Set task:
The entries are to be returned exactly, with images left out.
↓
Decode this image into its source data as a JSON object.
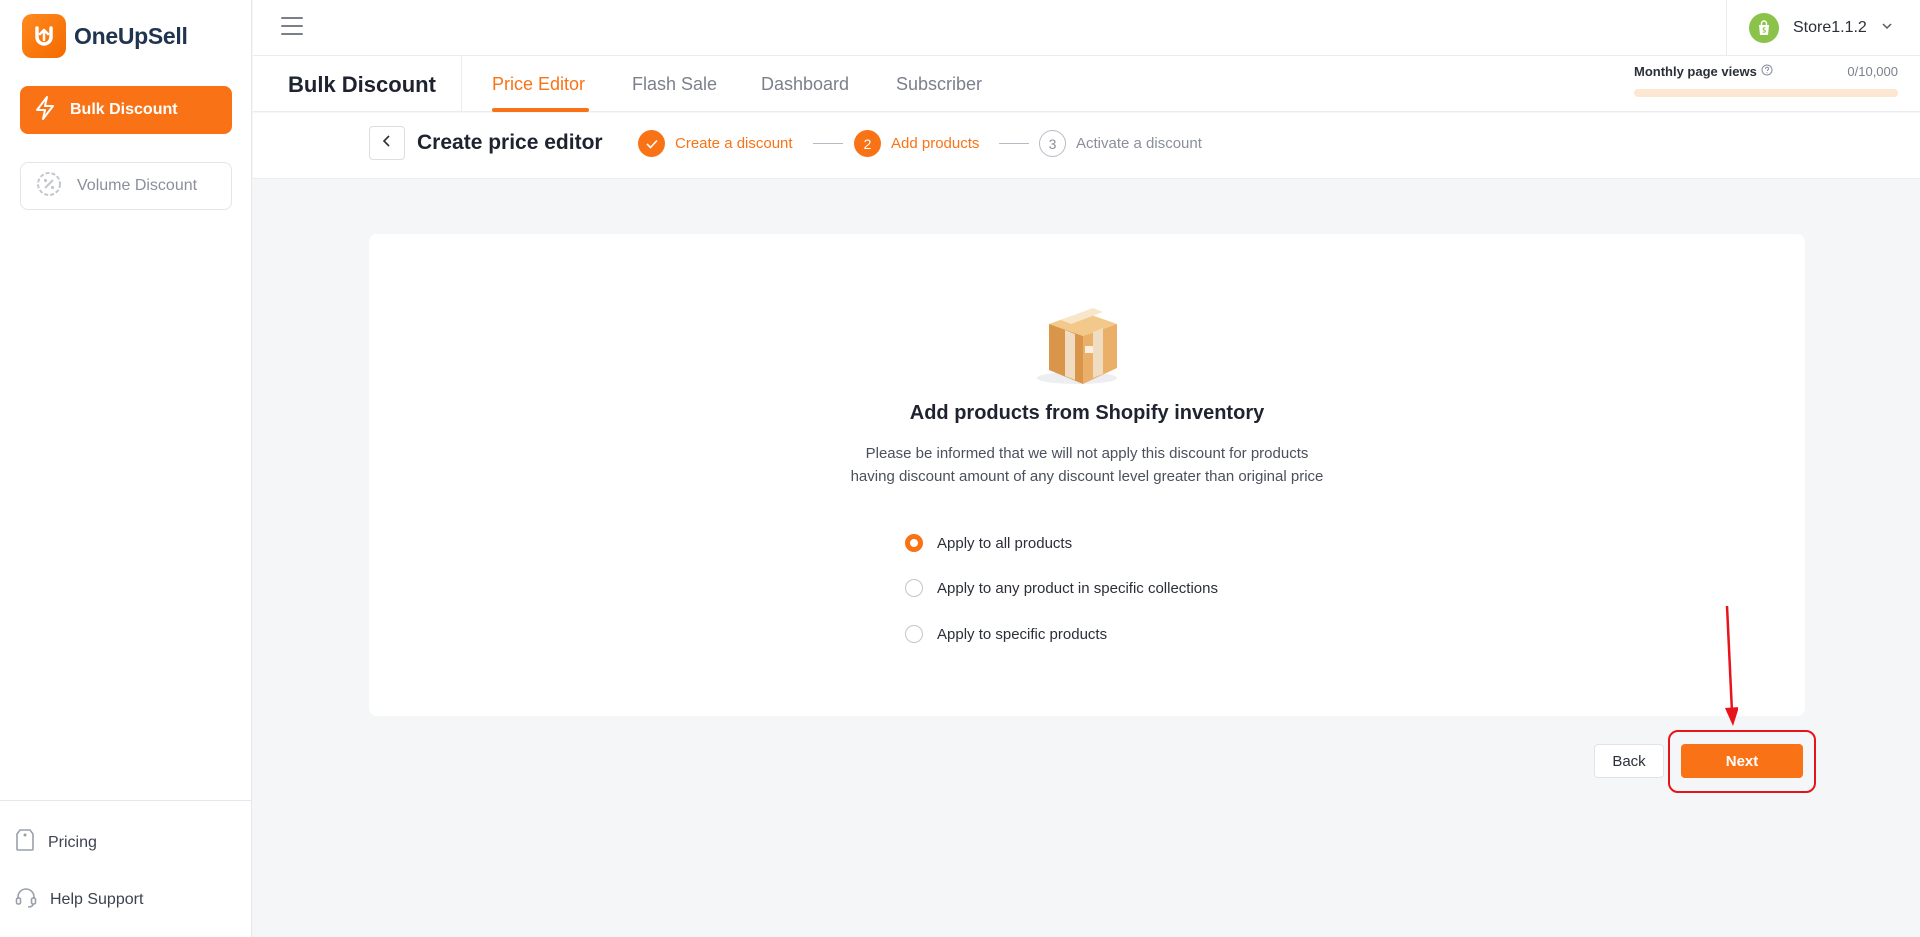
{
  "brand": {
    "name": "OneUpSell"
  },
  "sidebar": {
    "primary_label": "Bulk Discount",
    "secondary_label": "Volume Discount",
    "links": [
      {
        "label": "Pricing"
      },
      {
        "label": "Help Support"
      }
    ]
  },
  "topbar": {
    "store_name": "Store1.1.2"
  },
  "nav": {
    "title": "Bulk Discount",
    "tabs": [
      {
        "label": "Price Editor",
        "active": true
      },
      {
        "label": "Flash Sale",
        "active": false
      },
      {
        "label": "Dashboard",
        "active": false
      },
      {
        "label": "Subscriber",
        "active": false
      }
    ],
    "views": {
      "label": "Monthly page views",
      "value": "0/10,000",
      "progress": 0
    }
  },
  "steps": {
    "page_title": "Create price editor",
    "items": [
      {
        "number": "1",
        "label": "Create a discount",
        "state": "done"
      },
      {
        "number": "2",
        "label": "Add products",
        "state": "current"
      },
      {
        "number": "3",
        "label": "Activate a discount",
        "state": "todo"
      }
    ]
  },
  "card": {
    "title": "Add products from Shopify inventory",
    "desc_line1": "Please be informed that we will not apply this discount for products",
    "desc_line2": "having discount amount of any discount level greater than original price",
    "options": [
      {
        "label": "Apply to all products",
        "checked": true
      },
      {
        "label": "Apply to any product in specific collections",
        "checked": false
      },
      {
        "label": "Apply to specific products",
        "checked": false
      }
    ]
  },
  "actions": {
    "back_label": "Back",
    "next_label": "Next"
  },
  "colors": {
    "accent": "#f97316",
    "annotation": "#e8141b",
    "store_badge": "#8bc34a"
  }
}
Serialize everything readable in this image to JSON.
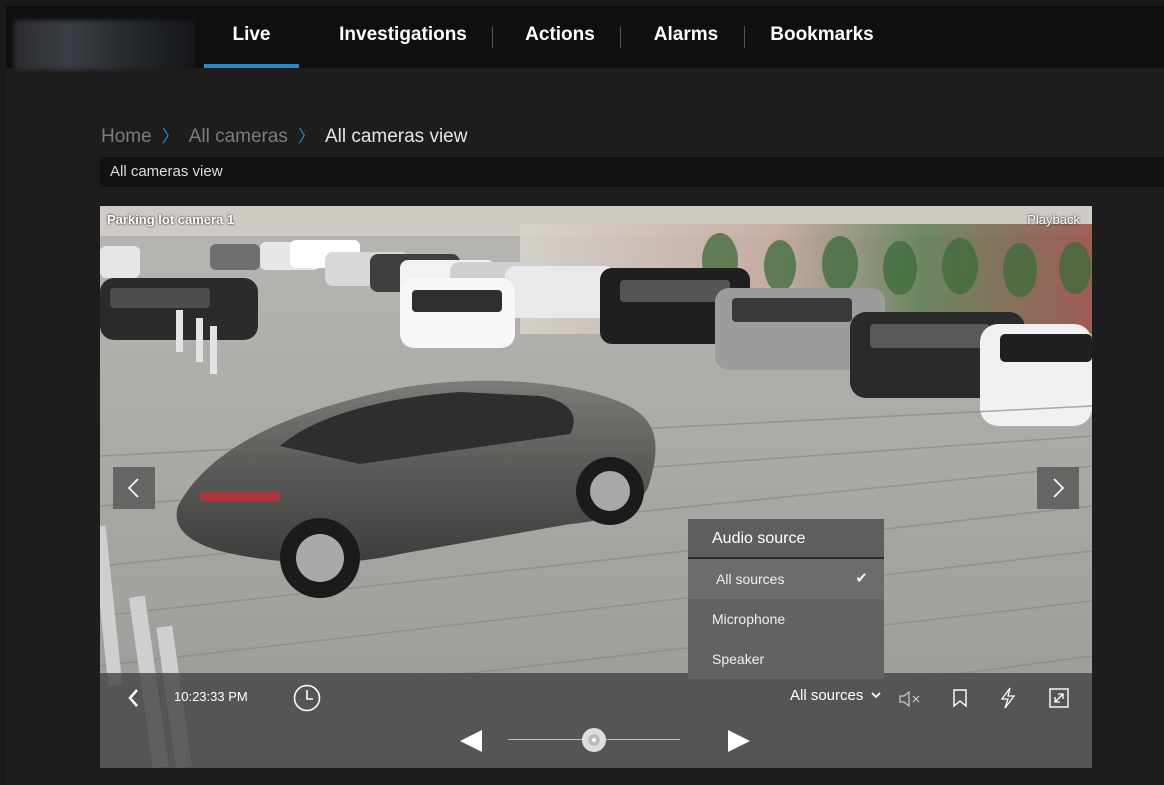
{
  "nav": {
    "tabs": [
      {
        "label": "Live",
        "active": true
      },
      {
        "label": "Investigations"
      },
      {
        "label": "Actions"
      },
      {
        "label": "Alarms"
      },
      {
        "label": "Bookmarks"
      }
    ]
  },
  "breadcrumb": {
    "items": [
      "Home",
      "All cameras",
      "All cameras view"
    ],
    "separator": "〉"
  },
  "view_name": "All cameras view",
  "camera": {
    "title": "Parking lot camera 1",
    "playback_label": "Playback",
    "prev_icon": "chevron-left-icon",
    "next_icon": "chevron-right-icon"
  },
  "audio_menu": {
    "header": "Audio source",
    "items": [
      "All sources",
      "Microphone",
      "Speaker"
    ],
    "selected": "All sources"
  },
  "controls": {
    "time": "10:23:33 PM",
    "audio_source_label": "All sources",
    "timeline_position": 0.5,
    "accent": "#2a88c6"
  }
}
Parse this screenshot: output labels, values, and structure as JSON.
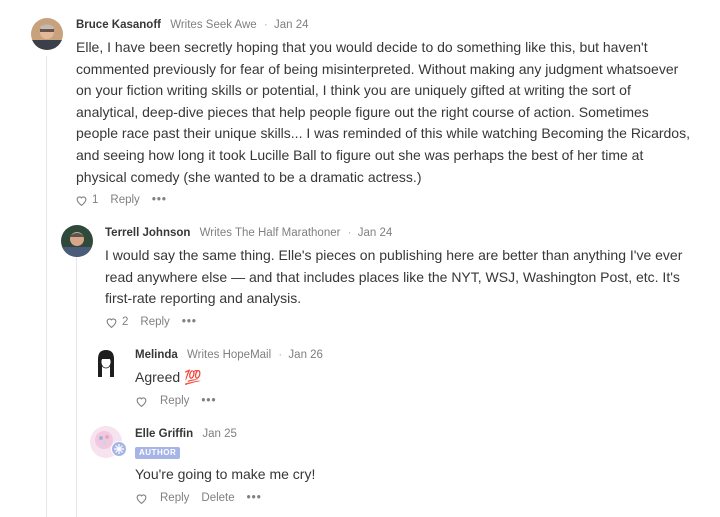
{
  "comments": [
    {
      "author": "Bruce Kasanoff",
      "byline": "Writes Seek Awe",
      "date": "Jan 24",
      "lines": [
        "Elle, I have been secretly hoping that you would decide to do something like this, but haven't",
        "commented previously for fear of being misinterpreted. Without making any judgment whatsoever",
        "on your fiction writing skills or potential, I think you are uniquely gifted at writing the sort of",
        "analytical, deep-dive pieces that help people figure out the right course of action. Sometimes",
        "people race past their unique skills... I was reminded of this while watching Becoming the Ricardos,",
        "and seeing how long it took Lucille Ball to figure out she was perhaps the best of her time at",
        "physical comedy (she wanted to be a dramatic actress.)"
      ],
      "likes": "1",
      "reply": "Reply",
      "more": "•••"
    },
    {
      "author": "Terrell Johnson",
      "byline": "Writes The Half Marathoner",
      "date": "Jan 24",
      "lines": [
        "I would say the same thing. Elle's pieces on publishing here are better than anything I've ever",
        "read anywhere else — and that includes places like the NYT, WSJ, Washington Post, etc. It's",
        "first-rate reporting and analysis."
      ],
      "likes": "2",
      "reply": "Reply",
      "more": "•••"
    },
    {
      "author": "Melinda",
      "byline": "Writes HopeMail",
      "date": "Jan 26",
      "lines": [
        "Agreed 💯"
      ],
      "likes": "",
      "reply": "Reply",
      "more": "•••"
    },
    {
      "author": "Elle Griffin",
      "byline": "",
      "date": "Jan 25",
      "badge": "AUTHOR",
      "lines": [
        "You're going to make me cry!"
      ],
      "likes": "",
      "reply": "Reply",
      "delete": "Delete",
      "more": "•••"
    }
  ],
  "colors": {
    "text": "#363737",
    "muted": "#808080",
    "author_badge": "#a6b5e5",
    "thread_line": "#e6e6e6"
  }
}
↑
Result below:
Decode this image into its source data as a JSON object.
{
  "brand": {
    "name": "OneUpSell"
  },
  "sidebar": {
    "primary_label": "Bulk Discount",
    "secondary_label": "Volume Discount",
    "links": [
      {
        "label": "Pricing"
      },
      {
        "label": "Help Support"
      }
    ]
  },
  "topbar": {
    "store_name": "Store1.1.2"
  },
  "nav": {
    "title": "Bulk Discount",
    "tabs": [
      {
        "label": "Price Editor",
        "active": true
      },
      {
        "label": "Flash Sale",
        "active": false
      },
      {
        "label": "Dashboard",
        "active": false
      },
      {
        "label": "Subscriber",
        "active": false
      }
    ],
    "views": {
      "label": "Monthly page views",
      "value": "0/10,000",
      "progress": 0
    }
  },
  "steps": {
    "page_title": "Create price editor",
    "items": [
      {
        "number": "1",
        "label": "Create a discount",
        "state": "done"
      },
      {
        "number": "2",
        "label": "Add products",
        "state": "current"
      },
      {
        "number": "3",
        "label": "Activate a discount",
        "state": "todo"
      }
    ]
  },
  "card": {
    "title": "Add products from Shopify inventory",
    "desc_line1": "Please be informed that we will not apply this discount for products",
    "desc_line2": "having discount amount of any discount level greater than original price",
    "options": [
      {
        "label": "Apply to all products",
        "checked": true
      },
      {
        "label": "Apply to any product in specific collections",
        "checked": false
      },
      {
        "label": "Apply to specific products",
        "checked": false
      }
    ]
  },
  "actions": {
    "back_label": "Back",
    "next_label": "Next"
  },
  "colors": {
    "accent": "#f97316",
    "annotation": "#e8141b",
    "store_badge": "#8bc34a"
  }
}
Serialize everything readable in this image to JSON.
{
  "nav": {
    "tabs": [
      {
        "label": "Live",
        "active": true
      },
      {
        "label": "Investigations"
      },
      {
        "label": "Actions"
      },
      {
        "label": "Alarms"
      },
      {
        "label": "Bookmarks"
      }
    ]
  },
  "breadcrumb": {
    "items": [
      "Home",
      "All cameras",
      "All cameras view"
    ],
    "separator": "〉"
  },
  "view_name": "All cameras view",
  "camera": {
    "title": "Parking lot camera 1",
    "playback_label": "Playback",
    "prev_icon": "chevron-left-icon",
    "next_icon": "chevron-right-icon"
  },
  "audio_menu": {
    "header": "Audio source",
    "items": [
      "All sources",
      "Microphone",
      "Speaker"
    ],
    "selected": "All sources"
  },
  "controls": {
    "time": "10:23:33 PM",
    "audio_source_label": "All sources",
    "timeline_position": 0.5,
    "accent": "#2a88c6"
  }
}
Parse this screenshot: output labels, values, and structure as JSON.
{
  "comments": [
    {
      "author": "Bruce Kasanoff",
      "byline": "Writes Seek Awe",
      "date": "Jan 24",
      "lines": [
        "Elle, I have been secretly hoping that you would decide to do something like this, but haven't",
        "commented previously for fear of being misinterpreted. Without making any judgment whatsoever",
        "on your fiction writing skills or potential, I think you are uniquely gifted at writing the sort of",
        "analytical, deep-dive pieces that help people figure out the right course of action. Sometimes",
        "people race past their unique skills... I was reminded of this while watching Becoming the Ricardos,",
        "and seeing how long it took Lucille Ball to figure out she was perhaps the best of her time at",
        "physical comedy (she wanted to be a dramatic actress.)"
      ],
      "likes": "1",
      "reply": "Reply",
      "more": "•••"
    },
    {
      "author": "Terrell Johnson",
      "byline": "Writes The Half Marathoner",
      "date": "Jan 24",
      "lines": [
        "I would say the same thing. Elle's pieces on publishing here are better than anything I've ever",
        "read anywhere else — and that includes places like the NYT, WSJ, Washington Post, etc. It's",
        "first-rate reporting and analysis."
      ],
      "likes": "2",
      "reply": "Reply",
      "more": "•••"
    },
    {
      "author": "Melinda",
      "byline": "Writes HopeMail",
      "date": "Jan 26",
      "lines": [
        "Agreed 💯"
      ],
      "likes": "",
      "reply": "Reply",
      "more": "•••"
    },
    {
      "author": "Elle Griffin",
      "byline": "",
      "date": "Jan 25",
      "badge": "AUTHOR",
      "lines": [
        "You're going to make me cry!"
      ],
      "likes": "",
      "reply": "Reply",
      "delete": "Delete",
      "more": "•••"
    }
  ],
  "colors": {
    "text": "#363737",
    "muted": "#808080",
    "author_badge": "#a6b5e5",
    "thread_line": "#e6e6e6"
  }
}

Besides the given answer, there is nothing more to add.